(Element and region data)
++++++++++

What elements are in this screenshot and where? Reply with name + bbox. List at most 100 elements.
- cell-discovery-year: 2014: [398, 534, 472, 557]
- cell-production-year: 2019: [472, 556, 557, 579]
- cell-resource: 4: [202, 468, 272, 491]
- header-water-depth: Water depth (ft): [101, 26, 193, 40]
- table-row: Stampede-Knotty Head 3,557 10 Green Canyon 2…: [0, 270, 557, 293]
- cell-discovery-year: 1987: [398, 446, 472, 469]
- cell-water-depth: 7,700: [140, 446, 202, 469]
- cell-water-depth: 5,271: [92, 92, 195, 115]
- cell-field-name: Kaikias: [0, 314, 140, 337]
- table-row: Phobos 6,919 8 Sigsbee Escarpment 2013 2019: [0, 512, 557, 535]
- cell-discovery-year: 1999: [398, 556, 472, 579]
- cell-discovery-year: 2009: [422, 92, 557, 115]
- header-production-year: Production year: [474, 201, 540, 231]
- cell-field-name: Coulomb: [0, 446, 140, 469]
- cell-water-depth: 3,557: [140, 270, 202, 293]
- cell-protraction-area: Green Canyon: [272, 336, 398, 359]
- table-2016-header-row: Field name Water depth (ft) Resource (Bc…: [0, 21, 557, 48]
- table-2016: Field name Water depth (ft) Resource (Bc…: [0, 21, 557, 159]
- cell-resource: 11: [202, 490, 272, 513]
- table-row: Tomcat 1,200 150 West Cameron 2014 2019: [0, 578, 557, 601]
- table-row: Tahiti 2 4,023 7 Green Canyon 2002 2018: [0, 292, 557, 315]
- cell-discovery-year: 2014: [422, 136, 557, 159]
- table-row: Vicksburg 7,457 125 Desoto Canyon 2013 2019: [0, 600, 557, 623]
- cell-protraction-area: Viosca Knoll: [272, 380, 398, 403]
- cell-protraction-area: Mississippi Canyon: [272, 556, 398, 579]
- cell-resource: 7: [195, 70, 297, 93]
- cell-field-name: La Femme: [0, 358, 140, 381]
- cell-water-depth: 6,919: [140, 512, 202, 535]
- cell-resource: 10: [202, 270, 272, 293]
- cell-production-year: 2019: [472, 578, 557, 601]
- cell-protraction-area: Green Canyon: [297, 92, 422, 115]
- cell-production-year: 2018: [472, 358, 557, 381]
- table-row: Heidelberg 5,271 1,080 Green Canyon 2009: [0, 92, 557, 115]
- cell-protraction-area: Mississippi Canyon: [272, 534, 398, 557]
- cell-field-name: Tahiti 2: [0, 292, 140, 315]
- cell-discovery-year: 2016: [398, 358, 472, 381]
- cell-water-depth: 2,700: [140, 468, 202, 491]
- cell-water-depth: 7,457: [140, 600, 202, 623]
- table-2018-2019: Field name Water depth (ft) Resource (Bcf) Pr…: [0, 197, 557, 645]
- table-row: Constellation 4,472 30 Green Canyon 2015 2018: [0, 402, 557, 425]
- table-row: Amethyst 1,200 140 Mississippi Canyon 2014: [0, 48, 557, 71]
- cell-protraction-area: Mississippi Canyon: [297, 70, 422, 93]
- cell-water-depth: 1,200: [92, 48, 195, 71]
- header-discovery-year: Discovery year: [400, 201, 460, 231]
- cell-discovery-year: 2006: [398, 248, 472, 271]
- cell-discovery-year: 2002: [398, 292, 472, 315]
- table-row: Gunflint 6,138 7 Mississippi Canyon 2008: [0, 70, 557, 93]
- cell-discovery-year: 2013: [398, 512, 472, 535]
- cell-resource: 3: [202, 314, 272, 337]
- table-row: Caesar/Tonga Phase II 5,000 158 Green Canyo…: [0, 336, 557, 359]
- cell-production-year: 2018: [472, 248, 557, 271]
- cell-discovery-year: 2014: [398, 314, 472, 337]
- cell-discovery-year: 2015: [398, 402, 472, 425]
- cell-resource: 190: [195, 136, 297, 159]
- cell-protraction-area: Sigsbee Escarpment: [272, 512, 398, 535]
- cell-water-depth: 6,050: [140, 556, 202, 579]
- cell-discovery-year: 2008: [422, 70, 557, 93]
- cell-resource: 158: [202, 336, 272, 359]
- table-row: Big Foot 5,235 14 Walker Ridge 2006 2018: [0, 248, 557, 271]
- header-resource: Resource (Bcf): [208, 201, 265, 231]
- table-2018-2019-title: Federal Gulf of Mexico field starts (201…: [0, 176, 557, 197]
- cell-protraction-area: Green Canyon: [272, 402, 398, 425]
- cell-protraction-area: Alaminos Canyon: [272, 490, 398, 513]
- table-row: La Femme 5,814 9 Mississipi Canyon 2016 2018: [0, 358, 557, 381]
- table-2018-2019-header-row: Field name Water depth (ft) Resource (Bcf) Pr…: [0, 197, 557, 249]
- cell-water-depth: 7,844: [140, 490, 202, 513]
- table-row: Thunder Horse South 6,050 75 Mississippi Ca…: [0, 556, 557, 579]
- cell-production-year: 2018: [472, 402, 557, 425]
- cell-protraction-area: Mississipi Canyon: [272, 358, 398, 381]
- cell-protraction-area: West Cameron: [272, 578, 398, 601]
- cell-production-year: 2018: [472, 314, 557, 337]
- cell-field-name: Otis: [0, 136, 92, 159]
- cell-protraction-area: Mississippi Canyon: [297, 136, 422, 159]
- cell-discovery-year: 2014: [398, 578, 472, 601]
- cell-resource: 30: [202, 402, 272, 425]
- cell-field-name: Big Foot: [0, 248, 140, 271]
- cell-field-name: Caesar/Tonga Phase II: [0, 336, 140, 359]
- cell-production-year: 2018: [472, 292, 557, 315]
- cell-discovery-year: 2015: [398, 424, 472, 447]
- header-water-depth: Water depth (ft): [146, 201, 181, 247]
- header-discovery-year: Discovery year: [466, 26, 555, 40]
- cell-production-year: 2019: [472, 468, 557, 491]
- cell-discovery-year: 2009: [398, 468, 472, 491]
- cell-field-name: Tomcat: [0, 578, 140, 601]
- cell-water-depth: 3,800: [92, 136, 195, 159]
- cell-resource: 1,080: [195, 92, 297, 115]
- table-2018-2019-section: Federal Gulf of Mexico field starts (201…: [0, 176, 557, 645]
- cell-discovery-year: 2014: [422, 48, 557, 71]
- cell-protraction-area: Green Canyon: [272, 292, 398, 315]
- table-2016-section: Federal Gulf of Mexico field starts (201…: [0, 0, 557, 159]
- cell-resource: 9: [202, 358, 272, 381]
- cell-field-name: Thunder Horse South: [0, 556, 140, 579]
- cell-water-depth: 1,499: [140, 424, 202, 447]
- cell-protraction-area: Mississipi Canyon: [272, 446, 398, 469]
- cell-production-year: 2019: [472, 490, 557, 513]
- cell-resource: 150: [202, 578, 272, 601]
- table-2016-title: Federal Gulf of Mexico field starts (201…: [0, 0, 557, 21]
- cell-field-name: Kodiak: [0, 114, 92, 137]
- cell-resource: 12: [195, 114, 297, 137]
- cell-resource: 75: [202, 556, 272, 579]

++++++++++

- _WHAT YOU ARE ASKED TO DO_
Please count the lines of the records that contain the string "Tonga" and give only the number.

- _COMPLETED EXERCISE_
2